The input:
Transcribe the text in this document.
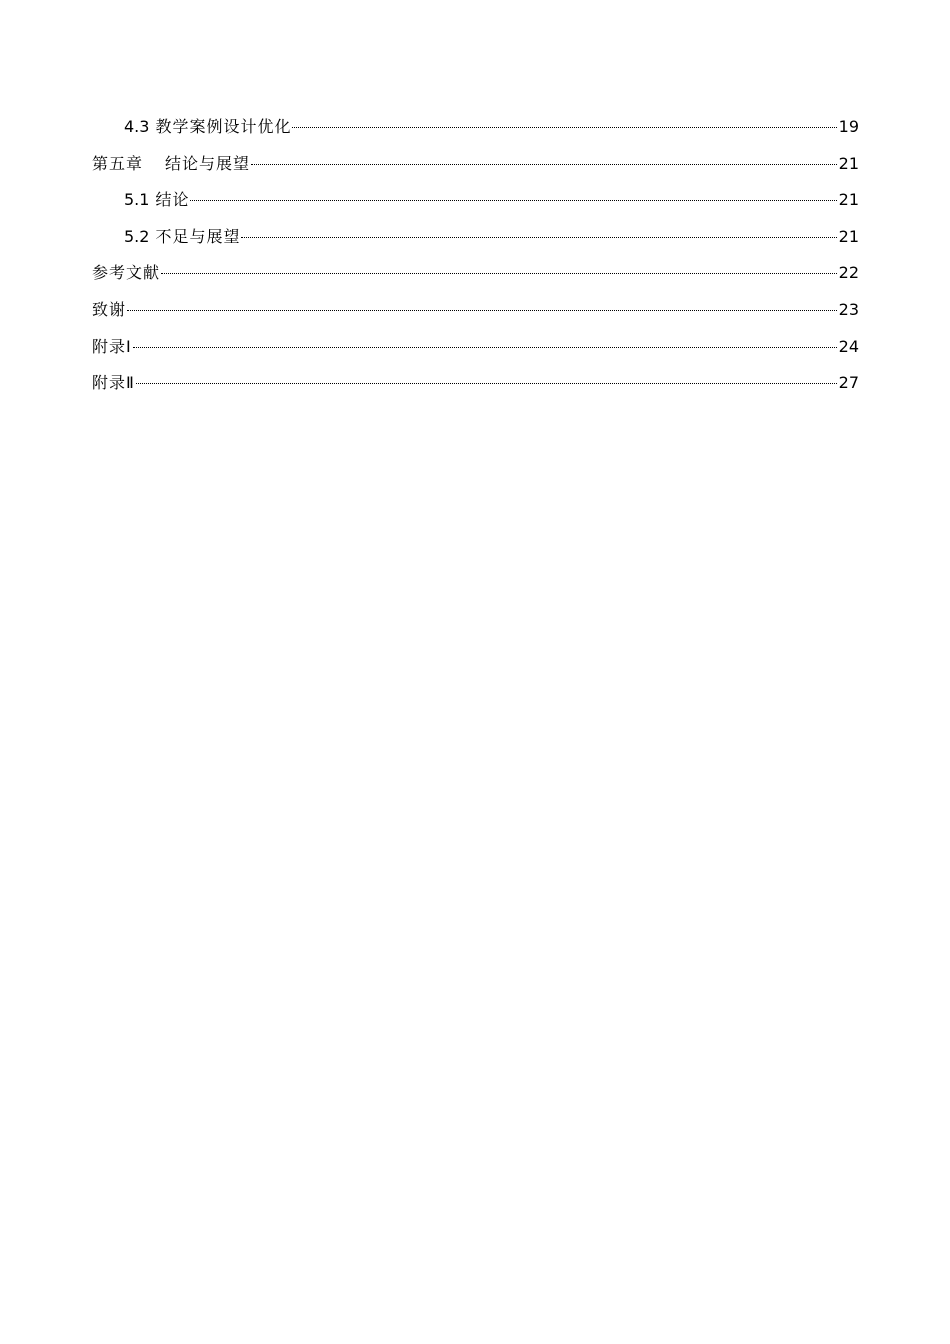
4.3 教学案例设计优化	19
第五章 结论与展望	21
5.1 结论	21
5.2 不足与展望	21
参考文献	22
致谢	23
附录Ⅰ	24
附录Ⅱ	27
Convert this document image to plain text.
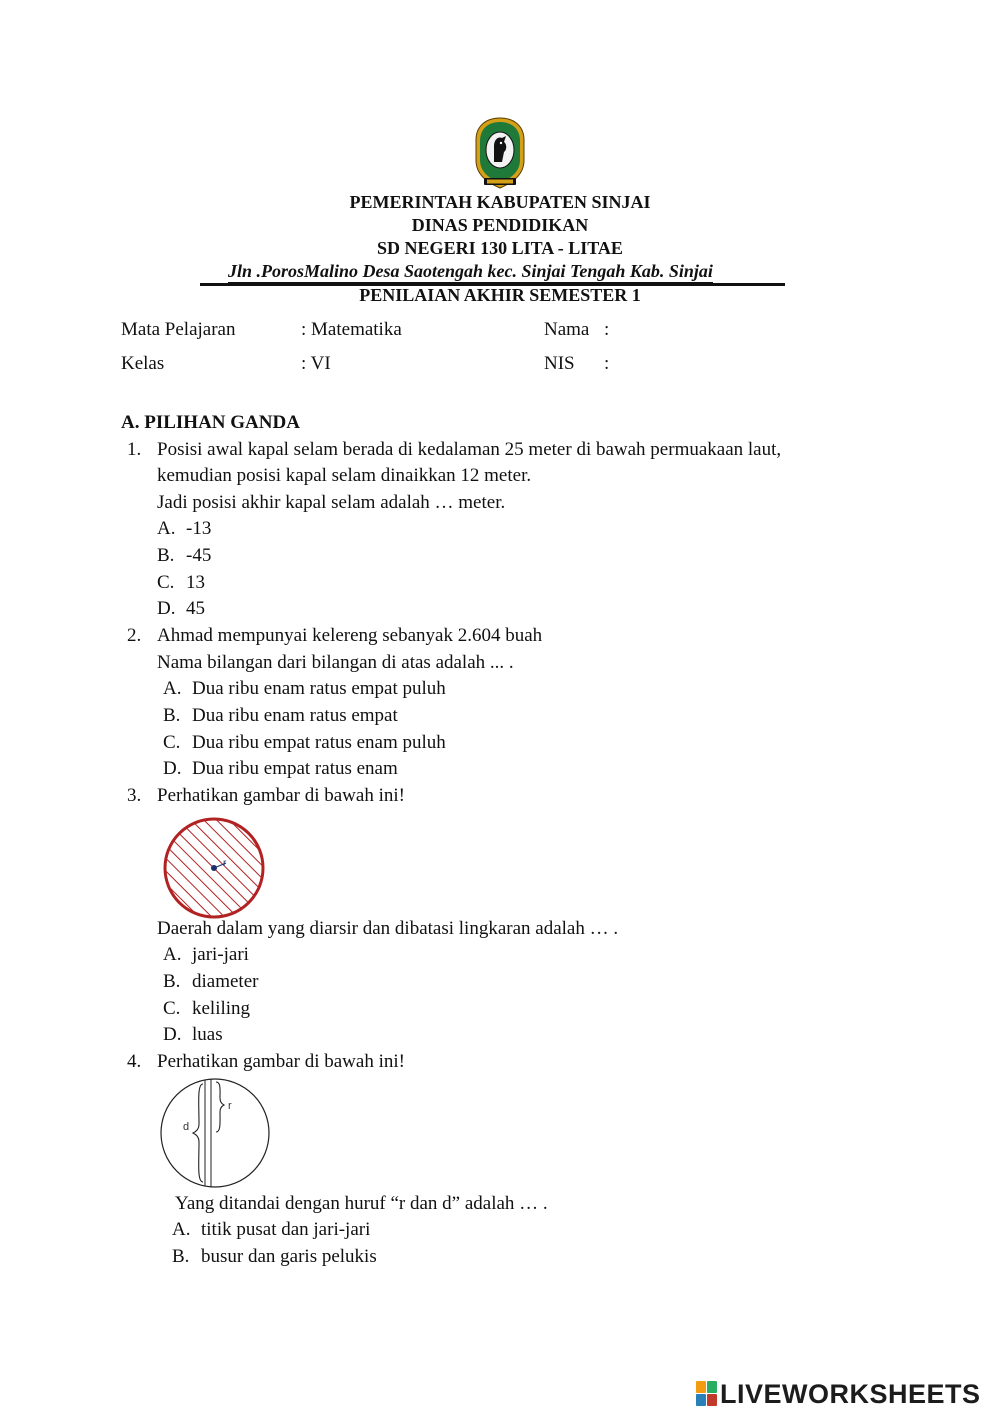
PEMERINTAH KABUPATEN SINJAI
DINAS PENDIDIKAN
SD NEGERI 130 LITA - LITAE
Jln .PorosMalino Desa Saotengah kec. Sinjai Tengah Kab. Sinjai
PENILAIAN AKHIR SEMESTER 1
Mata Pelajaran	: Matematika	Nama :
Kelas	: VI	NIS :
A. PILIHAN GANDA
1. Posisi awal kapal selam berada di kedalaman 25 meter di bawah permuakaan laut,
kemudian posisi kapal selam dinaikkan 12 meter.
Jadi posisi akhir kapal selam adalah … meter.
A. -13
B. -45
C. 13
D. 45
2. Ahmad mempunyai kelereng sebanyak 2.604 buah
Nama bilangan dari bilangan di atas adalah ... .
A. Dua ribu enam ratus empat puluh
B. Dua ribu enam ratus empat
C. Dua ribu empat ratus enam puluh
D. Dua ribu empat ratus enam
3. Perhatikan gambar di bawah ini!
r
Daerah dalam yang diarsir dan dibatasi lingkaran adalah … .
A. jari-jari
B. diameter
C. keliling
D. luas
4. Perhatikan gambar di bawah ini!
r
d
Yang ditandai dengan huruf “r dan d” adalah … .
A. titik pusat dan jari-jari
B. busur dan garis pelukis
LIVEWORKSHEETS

Aim of the task:
Where does the word "Perhatikan" appear? Return each line that holds it.

Written answer:
3. Perhatikan gambar di bawah ini!
4. Perhatikan gambar di bawah ini!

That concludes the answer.